• DATA PROVIDED:
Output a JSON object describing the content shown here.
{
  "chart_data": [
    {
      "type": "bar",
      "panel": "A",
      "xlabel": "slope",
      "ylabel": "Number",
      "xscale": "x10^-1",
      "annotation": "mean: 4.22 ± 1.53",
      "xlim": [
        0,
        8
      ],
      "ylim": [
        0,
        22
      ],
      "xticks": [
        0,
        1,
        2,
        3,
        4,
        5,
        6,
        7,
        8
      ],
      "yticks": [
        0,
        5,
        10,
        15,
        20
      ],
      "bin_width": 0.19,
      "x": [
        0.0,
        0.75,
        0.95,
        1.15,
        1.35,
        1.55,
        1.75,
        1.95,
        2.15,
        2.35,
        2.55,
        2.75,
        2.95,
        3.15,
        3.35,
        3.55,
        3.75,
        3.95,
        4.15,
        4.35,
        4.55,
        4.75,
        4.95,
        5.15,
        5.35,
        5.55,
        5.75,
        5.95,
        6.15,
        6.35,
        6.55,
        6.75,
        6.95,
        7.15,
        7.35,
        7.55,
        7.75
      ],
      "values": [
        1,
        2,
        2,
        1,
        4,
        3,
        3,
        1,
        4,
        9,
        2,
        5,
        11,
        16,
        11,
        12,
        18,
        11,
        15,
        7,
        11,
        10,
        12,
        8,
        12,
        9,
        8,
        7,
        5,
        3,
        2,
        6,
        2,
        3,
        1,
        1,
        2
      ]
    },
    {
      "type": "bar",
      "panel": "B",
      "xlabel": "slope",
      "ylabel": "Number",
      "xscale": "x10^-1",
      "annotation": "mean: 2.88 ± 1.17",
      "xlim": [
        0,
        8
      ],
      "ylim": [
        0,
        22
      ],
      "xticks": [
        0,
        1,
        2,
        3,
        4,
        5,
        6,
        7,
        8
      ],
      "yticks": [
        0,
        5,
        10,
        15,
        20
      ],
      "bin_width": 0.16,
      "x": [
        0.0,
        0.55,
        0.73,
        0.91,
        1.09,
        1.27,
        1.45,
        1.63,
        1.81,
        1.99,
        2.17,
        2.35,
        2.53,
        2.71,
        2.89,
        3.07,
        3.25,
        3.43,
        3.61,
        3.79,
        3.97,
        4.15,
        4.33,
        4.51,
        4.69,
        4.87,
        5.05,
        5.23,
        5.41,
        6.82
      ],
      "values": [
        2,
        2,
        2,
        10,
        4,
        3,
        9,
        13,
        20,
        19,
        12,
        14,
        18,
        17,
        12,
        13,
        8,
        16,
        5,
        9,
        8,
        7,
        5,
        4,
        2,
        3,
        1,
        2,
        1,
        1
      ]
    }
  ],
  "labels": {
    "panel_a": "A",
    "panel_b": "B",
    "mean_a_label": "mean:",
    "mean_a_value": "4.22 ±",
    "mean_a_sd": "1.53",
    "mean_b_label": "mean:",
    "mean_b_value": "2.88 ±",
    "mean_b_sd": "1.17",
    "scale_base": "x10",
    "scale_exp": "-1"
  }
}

• WHAT TO WORK ON: Exactly reproduce every record.

• EXERCISE RESPONSE:
Output a JSON object describing the content shown here.
{
  "chart_data": [
    {
      "type": "bar",
      "panel": "A",
      "xlabel": "slope",
      "ylabel": "Number",
      "xscale": "x10^-1",
      "annotation": "mean: 4.22 ± 1.53",
      "xlim": [
        0,
        8
      ],
      "ylim": [
        0,
        22
      ],
      "xticks": [
        0,
        1,
        2,
        3,
        4,
        5,
        6,
        7,
        8
      ],
      "yticks": [
        0,
        5,
        10,
        15,
        20
      ],
      "bin_width": 0.19,
      "x": [
        0.0,
        0.75,
        0.95,
        1.15,
        1.35,
        1.55,
        1.75,
        1.95,
        2.15,
        2.35,
        2.55,
        2.75,
        2.95,
        3.15,
        3.35,
        3.55,
        3.75,
        3.95,
        4.15,
        4.35,
        4.55,
        4.75,
        4.95,
        5.15,
        5.35,
        5.55,
        5.75,
        5.95,
        6.15,
        6.35,
        6.55,
        6.75,
        6.95,
        7.15,
        7.35,
        7.55,
        7.75
      ],
      "values": [
        1,
        2,
        2,
        1,
        4,
        3,
        3,
        1,
        4,
        9,
        2,
        5,
        11,
        16,
        11,
        12,
        18,
        11,
        15,
        7,
        11,
        10,
        12,
        8,
        12,
        9,
        8,
        7,
        5,
        3,
        2,
        6,
        2,
        3,
        1,
        1,
        2
      ]
    },
    {
      "type": "bar",
      "panel": "B",
      "xlabel": "slope",
      "ylabel": "Number",
      "xscale": "x10^-1",
      "annotation": "mean: 2.88 ± 1.17",
      "xlim": [
        0,
        8
      ],
      "ylim": [
        0,
        22
      ],
      "xticks": [
        0,
        1,
        2,
        3,
        4,
        5,
        6,
        7,
        8
      ],
      "yticks": [
        0,
        5,
        10,
        15,
        20
      ],
      "bin_width": 0.16,
      "x": [
        0.0,
        0.55,
        0.73,
        0.91,
        1.09,
        1.27,
        1.45,
        1.63,
        1.81,
        1.99,
        2.17,
        2.35,
        2.53,
        2.71,
        2.89,
        3.07,
        3.25,
        3.43,
        3.61,
        3.79,
        3.97,
        4.15,
        4.33,
        4.51,
        4.69,
        4.87,
        5.05,
        5.23,
        5.41,
        6.82
      ],
      "values": [
        2,
        2,
        2,
        10,
        4,
        3,
        9,
        13,
        20,
        19,
        12,
        14,
        18,
        17,
        12,
        13,
        8,
        16,
        5,
        9,
        8,
        7,
        5,
        4,
        2,
        3,
        1,
        2,
        1,
        1
      ]
    }
  ],
  "labels": {
    "panel_a": "A",
    "panel_b": "B",
    "mean_a_label": "mean:",
    "mean_a_value": "4.22 ±",
    "mean_a_sd": "1.53",
    "mean_b_label": "mean:",
    "mean_b_value": "2.88 ±",
    "mean_b_sd": "1.17",
    "scale_base": "x10",
    "scale_exp": "-1"
  }
}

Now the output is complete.